▸ OBJECTIVE
Look for "word" in each line of the entries, and return the matching lines.
++++ GIVEN INFORMATION ++++
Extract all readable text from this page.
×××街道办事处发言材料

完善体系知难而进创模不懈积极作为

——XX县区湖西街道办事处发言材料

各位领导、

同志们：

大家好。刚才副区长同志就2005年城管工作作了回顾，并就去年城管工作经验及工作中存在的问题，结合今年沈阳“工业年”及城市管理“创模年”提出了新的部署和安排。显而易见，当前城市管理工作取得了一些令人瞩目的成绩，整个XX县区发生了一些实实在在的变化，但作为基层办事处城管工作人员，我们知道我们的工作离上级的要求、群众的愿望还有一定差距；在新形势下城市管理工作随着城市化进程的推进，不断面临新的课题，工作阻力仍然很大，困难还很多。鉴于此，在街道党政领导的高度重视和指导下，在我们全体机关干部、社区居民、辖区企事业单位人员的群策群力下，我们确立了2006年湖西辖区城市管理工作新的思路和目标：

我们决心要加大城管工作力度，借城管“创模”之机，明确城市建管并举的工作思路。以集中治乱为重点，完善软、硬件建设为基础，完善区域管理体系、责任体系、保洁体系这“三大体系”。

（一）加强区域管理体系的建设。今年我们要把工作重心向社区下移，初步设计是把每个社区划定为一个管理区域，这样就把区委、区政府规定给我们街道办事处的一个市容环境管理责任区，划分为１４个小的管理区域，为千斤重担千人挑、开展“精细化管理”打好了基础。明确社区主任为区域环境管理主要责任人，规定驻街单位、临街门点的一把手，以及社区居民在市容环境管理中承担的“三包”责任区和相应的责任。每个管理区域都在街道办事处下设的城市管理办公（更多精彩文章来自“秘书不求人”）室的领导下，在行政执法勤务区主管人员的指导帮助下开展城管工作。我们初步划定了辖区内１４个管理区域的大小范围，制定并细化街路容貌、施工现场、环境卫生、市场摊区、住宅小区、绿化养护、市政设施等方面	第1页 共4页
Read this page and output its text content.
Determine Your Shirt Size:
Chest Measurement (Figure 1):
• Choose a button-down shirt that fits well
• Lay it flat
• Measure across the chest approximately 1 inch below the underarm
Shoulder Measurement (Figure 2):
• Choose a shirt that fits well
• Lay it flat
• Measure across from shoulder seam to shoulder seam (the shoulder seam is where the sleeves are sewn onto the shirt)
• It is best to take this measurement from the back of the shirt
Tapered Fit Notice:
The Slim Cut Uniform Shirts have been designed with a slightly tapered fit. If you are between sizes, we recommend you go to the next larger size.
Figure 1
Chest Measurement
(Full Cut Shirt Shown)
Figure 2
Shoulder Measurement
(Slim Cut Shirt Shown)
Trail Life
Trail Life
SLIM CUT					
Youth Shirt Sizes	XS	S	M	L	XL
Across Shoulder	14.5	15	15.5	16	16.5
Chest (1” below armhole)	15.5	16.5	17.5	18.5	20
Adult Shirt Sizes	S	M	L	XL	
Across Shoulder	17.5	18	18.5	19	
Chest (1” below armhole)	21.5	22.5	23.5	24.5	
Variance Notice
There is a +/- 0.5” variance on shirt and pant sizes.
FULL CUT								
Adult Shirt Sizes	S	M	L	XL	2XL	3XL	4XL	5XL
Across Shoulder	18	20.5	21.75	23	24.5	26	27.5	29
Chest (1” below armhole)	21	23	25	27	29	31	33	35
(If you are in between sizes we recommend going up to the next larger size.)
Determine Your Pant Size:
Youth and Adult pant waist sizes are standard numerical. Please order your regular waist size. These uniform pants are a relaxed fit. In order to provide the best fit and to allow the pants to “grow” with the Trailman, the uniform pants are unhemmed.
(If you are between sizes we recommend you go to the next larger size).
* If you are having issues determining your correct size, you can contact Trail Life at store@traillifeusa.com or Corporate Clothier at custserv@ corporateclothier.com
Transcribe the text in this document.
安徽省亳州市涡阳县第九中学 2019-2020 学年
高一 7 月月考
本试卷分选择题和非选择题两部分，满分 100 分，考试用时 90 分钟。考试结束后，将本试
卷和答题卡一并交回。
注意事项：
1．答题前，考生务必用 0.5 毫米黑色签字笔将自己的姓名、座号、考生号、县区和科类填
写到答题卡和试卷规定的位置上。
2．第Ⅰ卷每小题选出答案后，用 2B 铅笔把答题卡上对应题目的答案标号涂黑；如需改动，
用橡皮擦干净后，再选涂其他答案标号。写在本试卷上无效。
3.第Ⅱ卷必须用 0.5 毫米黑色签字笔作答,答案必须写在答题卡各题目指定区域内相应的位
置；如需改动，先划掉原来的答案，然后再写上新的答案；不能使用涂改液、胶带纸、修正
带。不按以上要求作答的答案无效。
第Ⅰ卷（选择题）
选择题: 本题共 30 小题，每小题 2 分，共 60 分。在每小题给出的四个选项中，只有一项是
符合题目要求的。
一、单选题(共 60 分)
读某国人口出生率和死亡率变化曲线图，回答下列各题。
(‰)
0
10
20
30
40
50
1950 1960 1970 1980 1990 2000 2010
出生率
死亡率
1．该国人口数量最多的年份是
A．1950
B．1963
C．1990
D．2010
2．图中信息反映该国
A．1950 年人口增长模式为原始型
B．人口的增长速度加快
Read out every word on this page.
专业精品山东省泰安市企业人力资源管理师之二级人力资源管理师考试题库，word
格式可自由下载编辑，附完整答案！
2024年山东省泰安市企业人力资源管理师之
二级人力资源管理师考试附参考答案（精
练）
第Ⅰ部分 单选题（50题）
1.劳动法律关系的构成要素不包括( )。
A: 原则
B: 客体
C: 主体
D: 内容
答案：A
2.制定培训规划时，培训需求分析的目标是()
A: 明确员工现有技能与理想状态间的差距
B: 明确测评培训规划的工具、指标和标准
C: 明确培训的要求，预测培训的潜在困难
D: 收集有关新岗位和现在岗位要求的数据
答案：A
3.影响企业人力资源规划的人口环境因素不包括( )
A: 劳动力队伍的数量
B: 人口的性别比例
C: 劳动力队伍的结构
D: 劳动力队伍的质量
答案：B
++++
▸ OUTPUT BELOW
Read out every word on this page.
专业精品山东省泰安市企业人力资源管理师之二级人力资源管理师考试题库，word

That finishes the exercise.